* _WHAT TO WORK ON_
Strip the pictures and reproduce the rest of the listing exactly.
## Start MATERIALS PROVIDED
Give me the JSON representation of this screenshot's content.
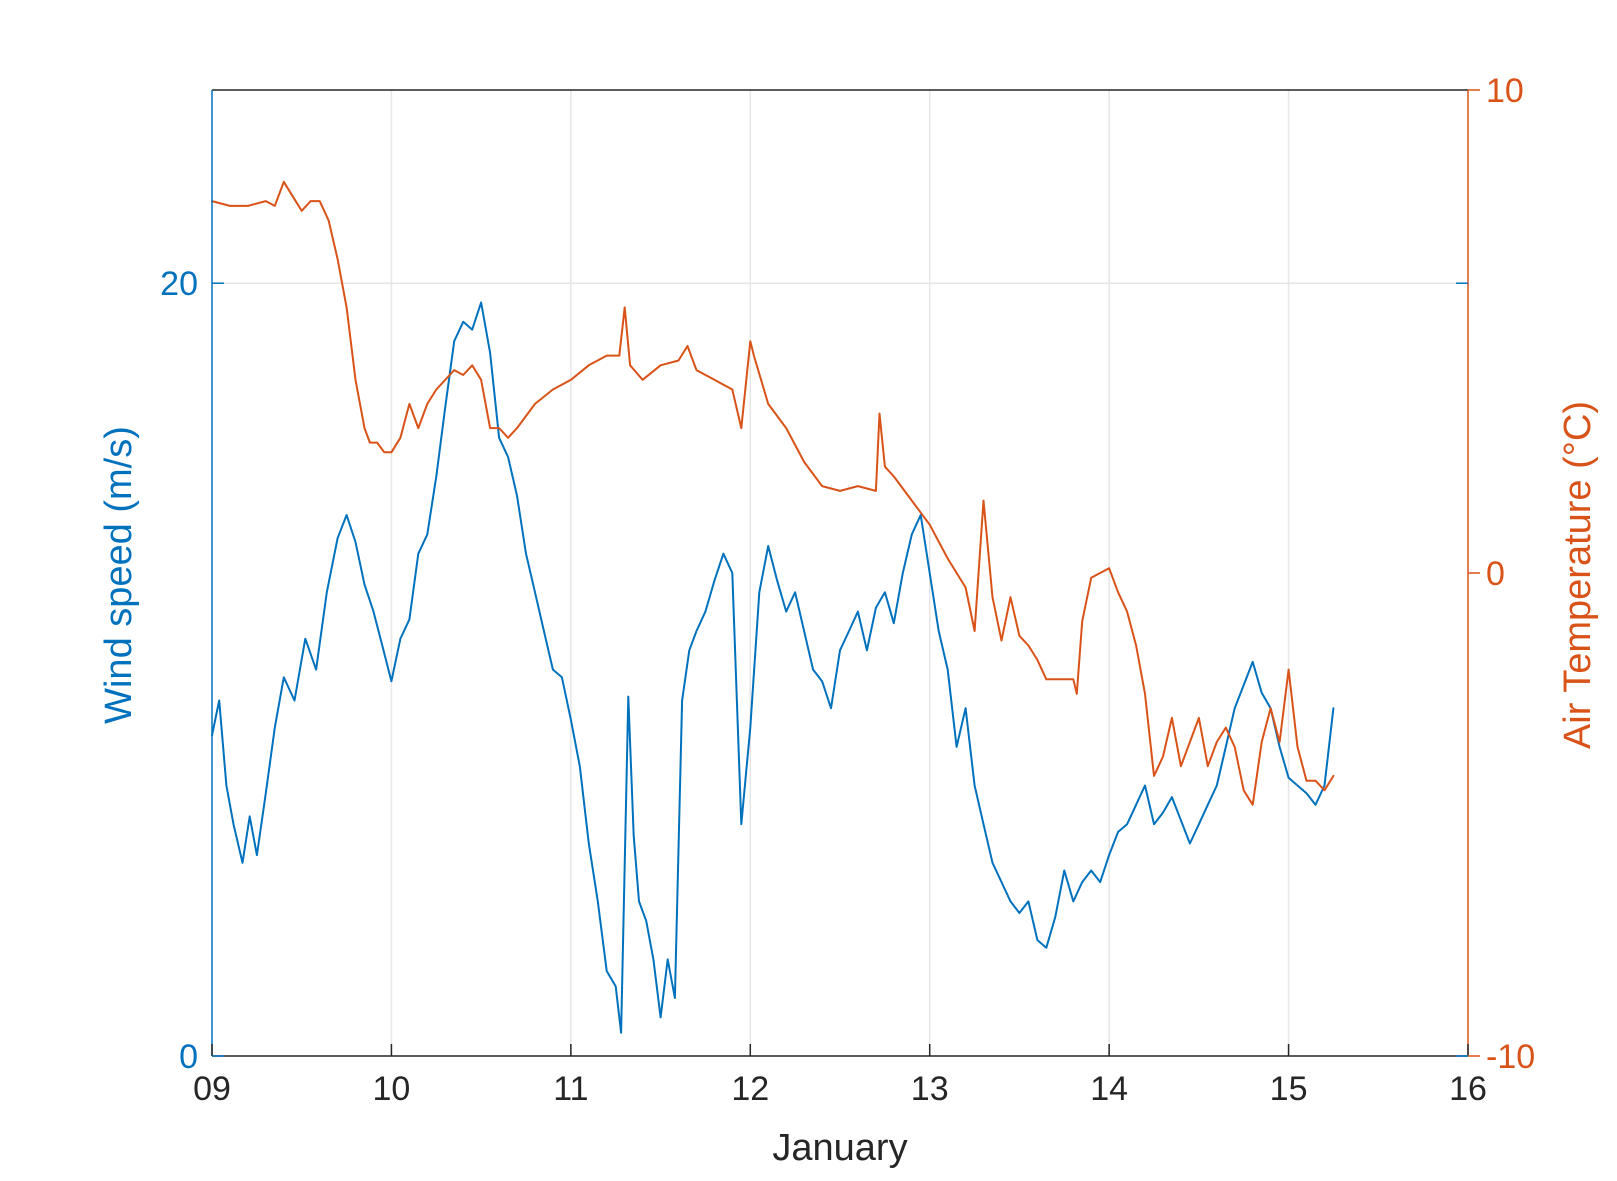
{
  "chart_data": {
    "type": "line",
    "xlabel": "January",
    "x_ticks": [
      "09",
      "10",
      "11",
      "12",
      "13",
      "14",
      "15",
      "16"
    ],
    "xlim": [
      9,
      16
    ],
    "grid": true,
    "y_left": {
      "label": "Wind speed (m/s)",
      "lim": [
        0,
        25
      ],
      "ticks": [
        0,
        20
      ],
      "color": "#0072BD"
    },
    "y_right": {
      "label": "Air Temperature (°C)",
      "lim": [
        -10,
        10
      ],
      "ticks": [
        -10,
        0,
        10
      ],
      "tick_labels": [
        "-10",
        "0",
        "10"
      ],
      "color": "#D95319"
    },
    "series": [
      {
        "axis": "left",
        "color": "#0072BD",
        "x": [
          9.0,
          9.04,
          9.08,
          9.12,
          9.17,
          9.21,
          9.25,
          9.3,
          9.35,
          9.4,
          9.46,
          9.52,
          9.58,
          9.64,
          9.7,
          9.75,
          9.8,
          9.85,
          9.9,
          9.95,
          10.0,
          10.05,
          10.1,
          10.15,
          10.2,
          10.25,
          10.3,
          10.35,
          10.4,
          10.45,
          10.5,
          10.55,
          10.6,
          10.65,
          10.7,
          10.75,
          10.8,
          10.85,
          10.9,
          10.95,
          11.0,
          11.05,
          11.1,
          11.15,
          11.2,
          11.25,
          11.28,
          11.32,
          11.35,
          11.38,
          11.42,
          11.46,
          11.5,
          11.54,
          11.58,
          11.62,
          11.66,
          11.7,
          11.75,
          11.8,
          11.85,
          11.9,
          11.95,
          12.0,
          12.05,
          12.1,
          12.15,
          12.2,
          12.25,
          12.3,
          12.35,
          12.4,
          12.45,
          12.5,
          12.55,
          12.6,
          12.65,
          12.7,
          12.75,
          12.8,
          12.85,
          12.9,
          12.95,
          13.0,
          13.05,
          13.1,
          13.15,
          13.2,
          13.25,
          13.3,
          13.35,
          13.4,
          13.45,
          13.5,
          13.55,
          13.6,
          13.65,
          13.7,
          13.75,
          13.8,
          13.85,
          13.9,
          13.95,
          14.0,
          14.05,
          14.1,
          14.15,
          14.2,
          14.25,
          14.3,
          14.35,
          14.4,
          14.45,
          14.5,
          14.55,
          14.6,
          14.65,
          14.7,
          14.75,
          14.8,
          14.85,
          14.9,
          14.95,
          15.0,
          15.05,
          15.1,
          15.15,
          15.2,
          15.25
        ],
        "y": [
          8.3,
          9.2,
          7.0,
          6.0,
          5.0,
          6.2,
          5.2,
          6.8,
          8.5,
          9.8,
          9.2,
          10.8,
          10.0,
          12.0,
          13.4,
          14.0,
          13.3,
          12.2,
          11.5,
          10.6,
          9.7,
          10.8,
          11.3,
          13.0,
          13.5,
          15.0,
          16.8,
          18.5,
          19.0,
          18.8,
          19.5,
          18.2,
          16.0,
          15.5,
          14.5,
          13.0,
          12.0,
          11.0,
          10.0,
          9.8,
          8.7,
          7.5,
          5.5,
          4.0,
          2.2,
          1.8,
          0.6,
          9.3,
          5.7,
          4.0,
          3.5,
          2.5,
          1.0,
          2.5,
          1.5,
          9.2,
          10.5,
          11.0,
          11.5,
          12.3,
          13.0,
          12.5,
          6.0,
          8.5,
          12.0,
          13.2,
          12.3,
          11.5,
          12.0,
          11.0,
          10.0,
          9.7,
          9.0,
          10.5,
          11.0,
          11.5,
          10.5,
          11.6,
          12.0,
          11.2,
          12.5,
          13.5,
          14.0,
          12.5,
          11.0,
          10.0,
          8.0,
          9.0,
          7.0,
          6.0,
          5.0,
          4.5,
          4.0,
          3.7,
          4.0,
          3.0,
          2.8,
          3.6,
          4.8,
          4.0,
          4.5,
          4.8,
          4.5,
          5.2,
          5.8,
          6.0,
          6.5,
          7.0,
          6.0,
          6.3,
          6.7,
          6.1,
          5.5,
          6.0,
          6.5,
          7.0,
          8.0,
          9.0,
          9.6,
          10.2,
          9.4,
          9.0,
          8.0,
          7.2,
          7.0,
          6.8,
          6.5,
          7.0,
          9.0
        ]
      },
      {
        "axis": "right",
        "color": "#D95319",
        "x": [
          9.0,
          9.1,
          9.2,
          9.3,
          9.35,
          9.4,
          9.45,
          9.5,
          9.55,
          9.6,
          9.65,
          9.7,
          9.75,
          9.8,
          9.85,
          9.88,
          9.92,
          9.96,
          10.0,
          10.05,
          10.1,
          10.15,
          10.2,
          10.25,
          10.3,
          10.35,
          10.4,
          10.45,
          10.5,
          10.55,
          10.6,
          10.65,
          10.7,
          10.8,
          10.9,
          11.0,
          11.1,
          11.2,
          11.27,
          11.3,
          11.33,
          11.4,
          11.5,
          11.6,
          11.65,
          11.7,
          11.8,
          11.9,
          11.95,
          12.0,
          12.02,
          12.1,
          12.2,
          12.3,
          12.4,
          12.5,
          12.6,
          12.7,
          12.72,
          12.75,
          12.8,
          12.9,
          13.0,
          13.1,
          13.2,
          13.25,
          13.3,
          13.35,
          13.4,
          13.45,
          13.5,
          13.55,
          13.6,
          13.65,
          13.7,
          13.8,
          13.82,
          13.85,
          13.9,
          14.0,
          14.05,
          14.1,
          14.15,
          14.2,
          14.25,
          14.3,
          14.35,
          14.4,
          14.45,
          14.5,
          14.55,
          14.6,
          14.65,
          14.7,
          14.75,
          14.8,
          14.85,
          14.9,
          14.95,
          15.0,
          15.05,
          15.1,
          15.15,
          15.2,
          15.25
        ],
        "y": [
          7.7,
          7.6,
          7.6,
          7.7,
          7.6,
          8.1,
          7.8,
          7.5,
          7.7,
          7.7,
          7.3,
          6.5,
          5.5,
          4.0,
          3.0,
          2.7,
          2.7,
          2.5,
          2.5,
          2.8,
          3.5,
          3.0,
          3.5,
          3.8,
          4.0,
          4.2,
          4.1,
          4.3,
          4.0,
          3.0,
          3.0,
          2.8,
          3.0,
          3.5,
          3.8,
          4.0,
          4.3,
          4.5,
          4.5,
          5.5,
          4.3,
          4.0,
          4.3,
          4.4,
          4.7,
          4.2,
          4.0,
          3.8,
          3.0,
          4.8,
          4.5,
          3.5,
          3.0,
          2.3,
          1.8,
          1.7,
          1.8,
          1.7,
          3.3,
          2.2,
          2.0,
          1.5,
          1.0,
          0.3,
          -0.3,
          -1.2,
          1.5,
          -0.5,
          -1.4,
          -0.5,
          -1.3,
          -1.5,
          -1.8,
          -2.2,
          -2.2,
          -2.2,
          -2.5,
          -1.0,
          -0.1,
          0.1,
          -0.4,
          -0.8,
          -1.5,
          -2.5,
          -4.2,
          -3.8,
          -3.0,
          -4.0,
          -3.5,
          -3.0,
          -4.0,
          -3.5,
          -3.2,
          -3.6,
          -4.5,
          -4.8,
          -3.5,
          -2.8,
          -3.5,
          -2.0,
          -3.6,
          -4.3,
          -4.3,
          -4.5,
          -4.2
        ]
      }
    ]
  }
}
## End MATERIALS PROVIDED
* _FULL ANSWER_
Give me the JSON representation of this screenshot's content.
{
  "chart_data": {
    "type": "line",
    "xlabel": "January",
    "x_ticks": [
      "09",
      "10",
      "11",
      "12",
      "13",
      "14",
      "15",
      "16"
    ],
    "xlim": [
      9,
      16
    ],
    "grid": true,
    "y_left": {
      "label": "Wind speed (m/s)",
      "lim": [
        0,
        25
      ],
      "ticks": [
        0,
        20
      ],
      "color": "#0072BD"
    },
    "y_right": {
      "label": "Air Temperature (°C)",
      "lim": [
        -10,
        10
      ],
      "ticks": [
        -10,
        0,
        10
      ],
      "tick_labels": [
        "-10",
        "0",
        "10"
      ],
      "color": "#D95319"
    },
    "series": [
      {
        "axis": "left",
        "color": "#0072BD",
        "x": [
          9.0,
          9.04,
          9.08,
          9.12,
          9.17,
          9.21,
          9.25,
          9.3,
          9.35,
          9.4,
          9.46,
          9.52,
          9.58,
          9.64,
          9.7,
          9.75,
          9.8,
          9.85,
          9.9,
          9.95,
          10.0,
          10.05,
          10.1,
          10.15,
          10.2,
          10.25,
          10.3,
          10.35,
          10.4,
          10.45,
          10.5,
          10.55,
          10.6,
          10.65,
          10.7,
          10.75,
          10.8,
          10.85,
          10.9,
          10.95,
          11.0,
          11.05,
          11.1,
          11.15,
          11.2,
          11.25,
          11.28,
          11.32,
          11.35,
          11.38,
          11.42,
          11.46,
          11.5,
          11.54,
          11.58,
          11.62,
          11.66,
          11.7,
          11.75,
          11.8,
          11.85,
          11.9,
          11.95,
          12.0,
          12.05,
          12.1,
          12.15,
          12.2,
          12.25,
          12.3,
          12.35,
          12.4,
          12.45,
          12.5,
          12.55,
          12.6,
          12.65,
          12.7,
          12.75,
          12.8,
          12.85,
          12.9,
          12.95,
          13.0,
          13.05,
          13.1,
          13.15,
          13.2,
          13.25,
          13.3,
          13.35,
          13.4,
          13.45,
          13.5,
          13.55,
          13.6,
          13.65,
          13.7,
          13.75,
          13.8,
          13.85,
          13.9,
          13.95,
          14.0,
          14.05,
          14.1,
          14.15,
          14.2,
          14.25,
          14.3,
          14.35,
          14.4,
          14.45,
          14.5,
          14.55,
          14.6,
          14.65,
          14.7,
          14.75,
          14.8,
          14.85,
          14.9,
          14.95,
          15.0,
          15.05,
          15.1,
          15.15,
          15.2,
          15.25
        ],
        "y": [
          8.3,
          9.2,
          7.0,
          6.0,
          5.0,
          6.2,
          5.2,
          6.8,
          8.5,
          9.8,
          9.2,
          10.8,
          10.0,
          12.0,
          13.4,
          14.0,
          13.3,
          12.2,
          11.5,
          10.6,
          9.7,
          10.8,
          11.3,
          13.0,
          13.5,
          15.0,
          16.8,
          18.5,
          19.0,
          18.8,
          19.5,
          18.2,
          16.0,
          15.5,
          14.5,
          13.0,
          12.0,
          11.0,
          10.0,
          9.8,
          8.7,
          7.5,
          5.5,
          4.0,
          2.2,
          1.8,
          0.6,
          9.3,
          5.7,
          4.0,
          3.5,
          2.5,
          1.0,
          2.5,
          1.5,
          9.2,
          10.5,
          11.0,
          11.5,
          12.3,
          13.0,
          12.5,
          6.0,
          8.5,
          12.0,
          13.2,
          12.3,
          11.5,
          12.0,
          11.0,
          10.0,
          9.7,
          9.0,
          10.5,
          11.0,
          11.5,
          10.5,
          11.6,
          12.0,
          11.2,
          12.5,
          13.5,
          14.0,
          12.5,
          11.0,
          10.0,
          8.0,
          9.0,
          7.0,
          6.0,
          5.0,
          4.5,
          4.0,
          3.7,
          4.0,
          3.0,
          2.8,
          3.6,
          4.8,
          4.0,
          4.5,
          4.8,
          4.5,
          5.2,
          5.8,
          6.0,
          6.5,
          7.0,
          6.0,
          6.3,
          6.7,
          6.1,
          5.5,
          6.0,
          6.5,
          7.0,
          8.0,
          9.0,
          9.6,
          10.2,
          9.4,
          9.0,
          8.0,
          7.2,
          7.0,
          6.8,
          6.5,
          7.0,
          9.0
        ]
      },
      {
        "axis": "right",
        "color": "#D95319",
        "x": [
          9.0,
          9.1,
          9.2,
          9.3,
          9.35,
          9.4,
          9.45,
          9.5,
          9.55,
          9.6,
          9.65,
          9.7,
          9.75,
          9.8,
          9.85,
          9.88,
          9.92,
          9.96,
          10.0,
          10.05,
          10.1,
          10.15,
          10.2,
          10.25,
          10.3,
          10.35,
          10.4,
          10.45,
          10.5,
          10.55,
          10.6,
          10.65,
          10.7,
          10.8,
          10.9,
          11.0,
          11.1,
          11.2,
          11.27,
          11.3,
          11.33,
          11.4,
          11.5,
          11.6,
          11.65,
          11.7,
          11.8,
          11.9,
          11.95,
          12.0,
          12.02,
          12.1,
          12.2,
          12.3,
          12.4,
          12.5,
          12.6,
          12.7,
          12.72,
          12.75,
          12.8,
          12.9,
          13.0,
          13.1,
          13.2,
          13.25,
          13.3,
          13.35,
          13.4,
          13.45,
          13.5,
          13.55,
          13.6,
          13.65,
          13.7,
          13.8,
          13.82,
          13.85,
          13.9,
          14.0,
          14.05,
          14.1,
          14.15,
          14.2,
          14.25,
          14.3,
          14.35,
          14.4,
          14.45,
          14.5,
          14.55,
          14.6,
          14.65,
          14.7,
          14.75,
          14.8,
          14.85,
          14.9,
          14.95,
          15.0,
          15.05,
          15.1,
          15.15,
          15.2,
          15.25
        ],
        "y": [
          7.7,
          7.6,
          7.6,
          7.7,
          7.6,
          8.1,
          7.8,
          7.5,
          7.7,
          7.7,
          7.3,
          6.5,
          5.5,
          4.0,
          3.0,
          2.7,
          2.7,
          2.5,
          2.5,
          2.8,
          3.5,
          3.0,
          3.5,
          3.8,
          4.0,
          4.2,
          4.1,
          4.3,
          4.0,
          3.0,
          3.0,
          2.8,
          3.0,
          3.5,
          3.8,
          4.0,
          4.3,
          4.5,
          4.5,
          5.5,
          4.3,
          4.0,
          4.3,
          4.4,
          4.7,
          4.2,
          4.0,
          3.8,
          3.0,
          4.8,
          4.5,
          3.5,
          3.0,
          2.3,
          1.8,
          1.7,
          1.8,
          1.7,
          3.3,
          2.2,
          2.0,
          1.5,
          1.0,
          0.3,
          -0.3,
          -1.2,
          1.5,
          -0.5,
          -1.4,
          -0.5,
          -1.3,
          -1.5,
          -1.8,
          -2.2,
          -2.2,
          -2.2,
          -2.5,
          -1.0,
          -0.1,
          0.1,
          -0.4,
          -0.8,
          -1.5,
          -2.5,
          -4.2,
          -3.8,
          -3.0,
          -4.0,
          -3.5,
          -3.0,
          -4.0,
          -3.5,
          -3.2,
          -3.6,
          -4.5,
          -4.8,
          -3.5,
          -2.8,
          -3.5,
          -2.0,
          -3.6,
          -4.3,
          -4.3,
          -4.5,
          -4.2
        ]
      }
    ]
  }
}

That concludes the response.